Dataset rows
::::

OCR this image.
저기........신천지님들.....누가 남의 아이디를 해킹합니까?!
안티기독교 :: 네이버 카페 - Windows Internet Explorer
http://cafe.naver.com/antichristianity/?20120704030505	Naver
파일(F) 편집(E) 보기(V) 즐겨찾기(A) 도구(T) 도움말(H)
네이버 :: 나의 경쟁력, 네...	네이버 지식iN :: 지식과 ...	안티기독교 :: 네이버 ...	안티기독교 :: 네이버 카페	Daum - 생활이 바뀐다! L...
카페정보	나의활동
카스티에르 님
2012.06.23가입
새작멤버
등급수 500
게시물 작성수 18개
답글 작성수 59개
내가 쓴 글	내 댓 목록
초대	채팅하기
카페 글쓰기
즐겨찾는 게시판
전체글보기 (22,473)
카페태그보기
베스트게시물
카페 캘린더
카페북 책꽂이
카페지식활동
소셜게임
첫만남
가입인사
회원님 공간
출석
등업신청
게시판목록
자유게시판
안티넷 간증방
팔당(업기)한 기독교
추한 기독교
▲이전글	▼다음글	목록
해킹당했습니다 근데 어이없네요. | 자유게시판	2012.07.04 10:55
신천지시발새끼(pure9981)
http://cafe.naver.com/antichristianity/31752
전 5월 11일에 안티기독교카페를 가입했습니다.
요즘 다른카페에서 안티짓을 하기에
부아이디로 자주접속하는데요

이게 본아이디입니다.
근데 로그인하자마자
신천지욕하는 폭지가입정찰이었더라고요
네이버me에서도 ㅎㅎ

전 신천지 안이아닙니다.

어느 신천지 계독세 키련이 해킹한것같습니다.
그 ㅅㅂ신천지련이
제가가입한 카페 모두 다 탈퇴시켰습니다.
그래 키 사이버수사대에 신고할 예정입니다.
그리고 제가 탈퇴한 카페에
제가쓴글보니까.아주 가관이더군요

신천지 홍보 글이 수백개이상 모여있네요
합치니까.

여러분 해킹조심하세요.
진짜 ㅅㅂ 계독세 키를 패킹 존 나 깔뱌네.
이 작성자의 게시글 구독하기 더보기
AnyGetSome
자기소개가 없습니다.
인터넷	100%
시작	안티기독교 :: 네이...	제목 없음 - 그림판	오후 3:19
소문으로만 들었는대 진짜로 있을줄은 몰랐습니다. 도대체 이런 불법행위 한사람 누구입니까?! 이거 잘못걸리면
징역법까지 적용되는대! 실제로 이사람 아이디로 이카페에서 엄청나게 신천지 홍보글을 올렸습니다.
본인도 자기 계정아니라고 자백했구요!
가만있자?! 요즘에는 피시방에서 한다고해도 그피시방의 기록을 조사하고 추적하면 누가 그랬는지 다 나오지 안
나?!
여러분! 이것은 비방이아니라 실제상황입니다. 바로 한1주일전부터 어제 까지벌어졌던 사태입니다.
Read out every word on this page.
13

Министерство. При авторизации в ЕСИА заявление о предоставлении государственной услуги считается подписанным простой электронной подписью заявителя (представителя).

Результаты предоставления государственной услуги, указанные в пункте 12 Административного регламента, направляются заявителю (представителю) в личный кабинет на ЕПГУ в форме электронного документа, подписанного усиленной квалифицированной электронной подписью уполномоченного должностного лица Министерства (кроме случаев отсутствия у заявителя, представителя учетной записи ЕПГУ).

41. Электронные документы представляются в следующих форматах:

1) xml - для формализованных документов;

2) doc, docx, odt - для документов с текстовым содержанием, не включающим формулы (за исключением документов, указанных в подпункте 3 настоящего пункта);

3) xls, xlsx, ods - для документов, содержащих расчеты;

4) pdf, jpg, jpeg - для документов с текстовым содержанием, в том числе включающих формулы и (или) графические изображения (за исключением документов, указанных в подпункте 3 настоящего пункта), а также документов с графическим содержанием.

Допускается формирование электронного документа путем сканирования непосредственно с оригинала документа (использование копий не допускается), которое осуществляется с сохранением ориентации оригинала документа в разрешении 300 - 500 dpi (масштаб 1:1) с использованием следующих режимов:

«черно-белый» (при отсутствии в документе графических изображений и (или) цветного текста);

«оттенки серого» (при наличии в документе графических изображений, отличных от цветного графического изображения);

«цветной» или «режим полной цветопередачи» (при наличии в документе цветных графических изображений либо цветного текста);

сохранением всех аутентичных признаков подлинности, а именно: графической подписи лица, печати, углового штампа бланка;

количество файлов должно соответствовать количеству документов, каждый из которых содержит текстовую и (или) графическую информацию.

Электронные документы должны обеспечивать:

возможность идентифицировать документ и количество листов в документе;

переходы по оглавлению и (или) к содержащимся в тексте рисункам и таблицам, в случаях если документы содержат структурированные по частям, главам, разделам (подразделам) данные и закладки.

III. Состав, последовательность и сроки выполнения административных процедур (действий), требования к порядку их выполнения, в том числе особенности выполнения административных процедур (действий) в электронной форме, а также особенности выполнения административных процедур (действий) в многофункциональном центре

::::

→ **What you are asked to do**: Return each line of the data exactly as written above.

→ **Answer to this task**:
OCR this image.
저기........신천지님들.....누가 남의 아이디를 해킹합니까?!
안티기독교 :: 네이버 카페 - Windows Internet Explorer
http://cafe.naver.com/antichristianity/?20120704030505	Naver
파일(F) 편집(E) 보기(V) 즐겨찾기(A) 도구(T) 도움말(H)
네이버 :: 나의 경쟁력, 네...	네이버 지식iN :: 지식과 ...	안티기독교 :: 네이버 ...	안티기독교 :: 네이버 카페	Daum - 생활이 바뀐다! L...
카페정보	나의활동
카스티에르 님
2012.06.23가입
새작멤버
등급수 500
게시물 작성수 18개
답글 작성수 59개
내가 쓴 글	내 댓 목록
초대	채팅하기
카페 글쓰기
즐겨찾는 게시판
전체글보기 (22,473)
카페태그보기
베스트게시물
카페 캘린더
카페북 책꽂이
카페지식활동
소셜게임
첫만남
가입인사
회원님 공간
출석
등업신청
게시판목록
자유게시판
안티넷 간증방
팔당(업기)한 기독교
추한 기독교
▲이전글	▼다음글	목록
해킹당했습니다 근데 어이없네요. | 자유게시판	2012.07.04 10:55
신천지시발새끼(pure9981)
http://cafe.naver.com/antichristianity/31752
전 5월 11일에 안티기독교카페를 가입했습니다.
요즘 다른카페에서 안티짓을 하기에
부아이디로 자주접속하는데요

이게 본아이디입니다.
근데 로그인하자마자
신천지욕하는 폭지가입정찰이었더라고요
네이버me에서도 ㅎㅎ

전 신천지 안이아닙니다.

어느 신천지 계독세 키련이 해킹한것같습니다.
그 ㅅㅂ신천지련이
제가가입한 카페 모두 다 탈퇴시켰습니다.
그래 키 사이버수사대에 신고할 예정입니다.
그리고 제가 탈퇴한 카페에
제가쓴글보니까.아주 가관이더군요

신천지 홍보 글이 수백개이상 모여있네요
합치니까.

여러분 해킹조심하세요.
진짜 ㅅㅂ 계독세 키를 패킹 존 나 깔뱌네.
이 작성자의 게시글 구독하기 더보기
AnyGetSome
자기소개가 없습니다.
인터넷	100%
시작	안티기독교 :: 네이...	제목 없음 - 그림판	오후 3:19
소문으로만 들었는대 진짜로 있을줄은 몰랐습니다. 도대체 이런 불법행위 한사람 누구입니까?! 이거 잘못걸리면
징역법까지 적용되는대! 실제로 이사람 아이디로 이카페에서 엄청나게 신천지 홍보글을 올렸습니다.
본인도 자기 계정아니라고 자백했구요!
가만있자?! 요즘에는 피시방에서 한다고해도 그피시방의 기록을 조사하고 추적하면 누가 그랬는지 다 나오지 안
나?!
여러분! 이것은 비방이아니라 실제상황입니다. 바로 한1주일전부터 어제 까지벌어졌던 사태입니다.
Read out every word on this page.
13

Министерство. При авторизации в ЕСИА заявление о предоставлении государственной услуги считается подписанным простой электронной подписью заявителя (представителя).

Результаты предоставления государственной услуги, указанные в пункте 12 Административного регламента, направляются заявителю (представителю) в личный кабинет на ЕПГУ в форме электронного документа, подписанного усиленной квалифицированной электронной подписью уполномоченного должностного лица Министерства (кроме случаев отсутствия у заявителя, представителя учетной записи ЕПГУ).

41. Электронные документы представляются в следующих форматах:

1) xml - для формализованных документов;

2) doc, docx, odt - для документов с текстовым содержанием, не включающим формулы (за исключением документов, указанных в подпункте 3 настоящего пункта);

3) xls, xlsx, ods - для документов, содержащих расчеты;

4) pdf, jpg, jpeg - для документов с текстовым содержанием, в том числе включающих формулы и (или) графические изображения (за исключением документов, указанных в подпункте 3 настоящего пункта), а также документов с графическим содержанием.

Допускается формирование электронного документа путем сканирования непосредственно с оригинала документа (использование копий не допускается), которое осуществляется с сохранением ориентации оригинала документа в разрешении 300 - 500 dpi (масштаб 1:1) с использованием следующих режимов:

«черно-белый» (при отсутствии в документе графических изображений и (или) цветного текста);

«оттенки серого» (при наличии в документе графических изображений, отличных от цветного графического изображения);

«цветной» или «режим полной цветопередачи» (при наличии в документе цветных графических изображений либо цветного текста);

сохранением всех аутентичных признаков подлинности, а именно: графической подписи лица, печати, углового штампа бланка;

количество файлов должно соответствовать количеству документов, каждый из которых содержит текстовую и (или) графическую информацию.

Электронные документы должны обеспечивать:

возможность идентифицировать документ и количество листов в документе;

переходы по оглавлению и (или) к содержащимся в тексте рисункам и таблицам, в случаях если документы содержат структурированные по частям, главам, разделам (подразделам) данные и закладки.

III. Состав, последовательность и сроки выполнения административных процедур (действий), требования к порядку их выполнения, в том числе особенности выполнения административных процедур (действий) в электронной форме, а также особенности выполнения административных процедур (действий) в многофункциональном центре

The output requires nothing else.